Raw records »
________________________________________
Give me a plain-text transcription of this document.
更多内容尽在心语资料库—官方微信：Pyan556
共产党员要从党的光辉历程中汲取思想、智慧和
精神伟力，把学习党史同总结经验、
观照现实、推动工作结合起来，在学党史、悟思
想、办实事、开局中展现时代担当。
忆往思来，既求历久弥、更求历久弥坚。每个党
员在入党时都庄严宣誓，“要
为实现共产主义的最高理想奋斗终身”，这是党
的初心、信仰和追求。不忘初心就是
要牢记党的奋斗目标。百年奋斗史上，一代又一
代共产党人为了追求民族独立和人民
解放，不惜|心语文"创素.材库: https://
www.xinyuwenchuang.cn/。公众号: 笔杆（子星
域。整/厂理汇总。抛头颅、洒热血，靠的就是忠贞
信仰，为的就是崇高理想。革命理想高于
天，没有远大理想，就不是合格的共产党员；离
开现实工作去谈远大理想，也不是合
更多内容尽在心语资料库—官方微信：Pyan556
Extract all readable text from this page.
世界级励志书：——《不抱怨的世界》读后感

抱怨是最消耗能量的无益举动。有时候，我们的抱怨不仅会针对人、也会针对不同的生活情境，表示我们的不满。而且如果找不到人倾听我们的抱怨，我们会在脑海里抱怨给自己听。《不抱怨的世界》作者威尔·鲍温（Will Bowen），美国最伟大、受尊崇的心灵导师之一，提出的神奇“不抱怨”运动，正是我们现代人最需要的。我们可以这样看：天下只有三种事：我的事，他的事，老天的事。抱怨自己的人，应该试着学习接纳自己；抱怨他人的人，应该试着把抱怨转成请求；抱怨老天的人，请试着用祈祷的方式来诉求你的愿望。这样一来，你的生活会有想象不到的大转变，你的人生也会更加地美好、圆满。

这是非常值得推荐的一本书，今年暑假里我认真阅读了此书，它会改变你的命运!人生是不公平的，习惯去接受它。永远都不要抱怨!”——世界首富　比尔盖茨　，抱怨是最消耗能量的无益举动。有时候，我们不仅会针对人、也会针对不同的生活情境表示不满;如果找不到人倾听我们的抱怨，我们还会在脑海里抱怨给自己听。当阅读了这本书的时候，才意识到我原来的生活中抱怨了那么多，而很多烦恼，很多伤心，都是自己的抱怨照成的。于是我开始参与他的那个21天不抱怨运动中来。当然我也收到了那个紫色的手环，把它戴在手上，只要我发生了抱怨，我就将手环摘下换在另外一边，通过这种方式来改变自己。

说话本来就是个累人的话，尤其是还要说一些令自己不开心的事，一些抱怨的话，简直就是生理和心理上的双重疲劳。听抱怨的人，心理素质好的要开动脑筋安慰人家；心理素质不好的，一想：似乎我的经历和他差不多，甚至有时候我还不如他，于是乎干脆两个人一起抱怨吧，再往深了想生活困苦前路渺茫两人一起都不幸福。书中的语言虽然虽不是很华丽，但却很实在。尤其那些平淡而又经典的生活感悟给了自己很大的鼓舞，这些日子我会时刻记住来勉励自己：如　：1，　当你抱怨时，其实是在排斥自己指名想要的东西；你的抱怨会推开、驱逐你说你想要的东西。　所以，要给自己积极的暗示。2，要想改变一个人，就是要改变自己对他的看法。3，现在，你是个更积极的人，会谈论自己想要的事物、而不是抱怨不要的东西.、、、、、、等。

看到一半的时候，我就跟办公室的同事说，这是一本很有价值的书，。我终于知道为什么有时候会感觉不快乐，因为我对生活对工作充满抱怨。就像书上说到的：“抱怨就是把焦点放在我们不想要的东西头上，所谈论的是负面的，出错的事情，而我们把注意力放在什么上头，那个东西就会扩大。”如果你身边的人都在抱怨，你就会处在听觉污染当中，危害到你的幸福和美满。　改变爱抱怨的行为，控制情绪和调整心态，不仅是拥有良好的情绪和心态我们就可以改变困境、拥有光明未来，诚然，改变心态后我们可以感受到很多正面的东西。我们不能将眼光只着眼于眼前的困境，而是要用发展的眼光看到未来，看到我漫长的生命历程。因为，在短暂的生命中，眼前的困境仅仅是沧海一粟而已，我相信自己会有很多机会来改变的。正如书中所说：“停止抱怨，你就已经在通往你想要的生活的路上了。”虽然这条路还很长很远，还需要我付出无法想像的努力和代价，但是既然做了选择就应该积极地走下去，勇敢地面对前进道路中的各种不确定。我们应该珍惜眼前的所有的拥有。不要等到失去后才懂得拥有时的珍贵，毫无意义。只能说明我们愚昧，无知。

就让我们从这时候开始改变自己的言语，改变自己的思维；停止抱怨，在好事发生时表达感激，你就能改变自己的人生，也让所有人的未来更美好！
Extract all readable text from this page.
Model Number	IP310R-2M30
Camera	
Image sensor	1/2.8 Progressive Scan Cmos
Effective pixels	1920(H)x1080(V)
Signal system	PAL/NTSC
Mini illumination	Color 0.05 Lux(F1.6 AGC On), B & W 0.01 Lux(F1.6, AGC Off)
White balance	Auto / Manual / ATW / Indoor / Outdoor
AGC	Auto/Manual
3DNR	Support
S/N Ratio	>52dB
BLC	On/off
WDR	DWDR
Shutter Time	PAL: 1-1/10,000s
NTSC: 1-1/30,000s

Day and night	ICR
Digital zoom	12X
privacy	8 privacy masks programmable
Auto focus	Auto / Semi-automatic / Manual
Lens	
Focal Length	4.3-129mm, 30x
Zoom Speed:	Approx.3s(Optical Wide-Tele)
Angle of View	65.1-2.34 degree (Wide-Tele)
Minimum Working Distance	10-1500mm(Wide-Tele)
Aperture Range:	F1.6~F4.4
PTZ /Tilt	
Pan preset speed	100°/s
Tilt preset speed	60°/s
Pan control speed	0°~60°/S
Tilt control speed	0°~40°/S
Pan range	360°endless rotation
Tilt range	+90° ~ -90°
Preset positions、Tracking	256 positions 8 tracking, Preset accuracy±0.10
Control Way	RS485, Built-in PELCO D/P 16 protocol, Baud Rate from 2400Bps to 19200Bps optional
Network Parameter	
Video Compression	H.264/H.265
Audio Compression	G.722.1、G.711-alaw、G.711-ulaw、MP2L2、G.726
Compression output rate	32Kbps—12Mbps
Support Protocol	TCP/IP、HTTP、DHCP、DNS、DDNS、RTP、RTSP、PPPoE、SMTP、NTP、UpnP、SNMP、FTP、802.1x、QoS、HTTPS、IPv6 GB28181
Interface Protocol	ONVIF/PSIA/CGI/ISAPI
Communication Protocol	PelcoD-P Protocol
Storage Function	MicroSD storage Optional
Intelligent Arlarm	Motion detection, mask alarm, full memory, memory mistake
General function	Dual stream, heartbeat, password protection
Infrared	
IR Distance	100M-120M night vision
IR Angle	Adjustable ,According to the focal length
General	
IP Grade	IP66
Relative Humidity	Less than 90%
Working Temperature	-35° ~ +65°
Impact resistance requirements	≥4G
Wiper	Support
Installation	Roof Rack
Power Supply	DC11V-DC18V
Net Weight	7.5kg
________________________________________
PROBLEM STATEMENT » Across the entries above, how many lines contain "Tele"? Provide only the count.

RESPONSE BELOW » 3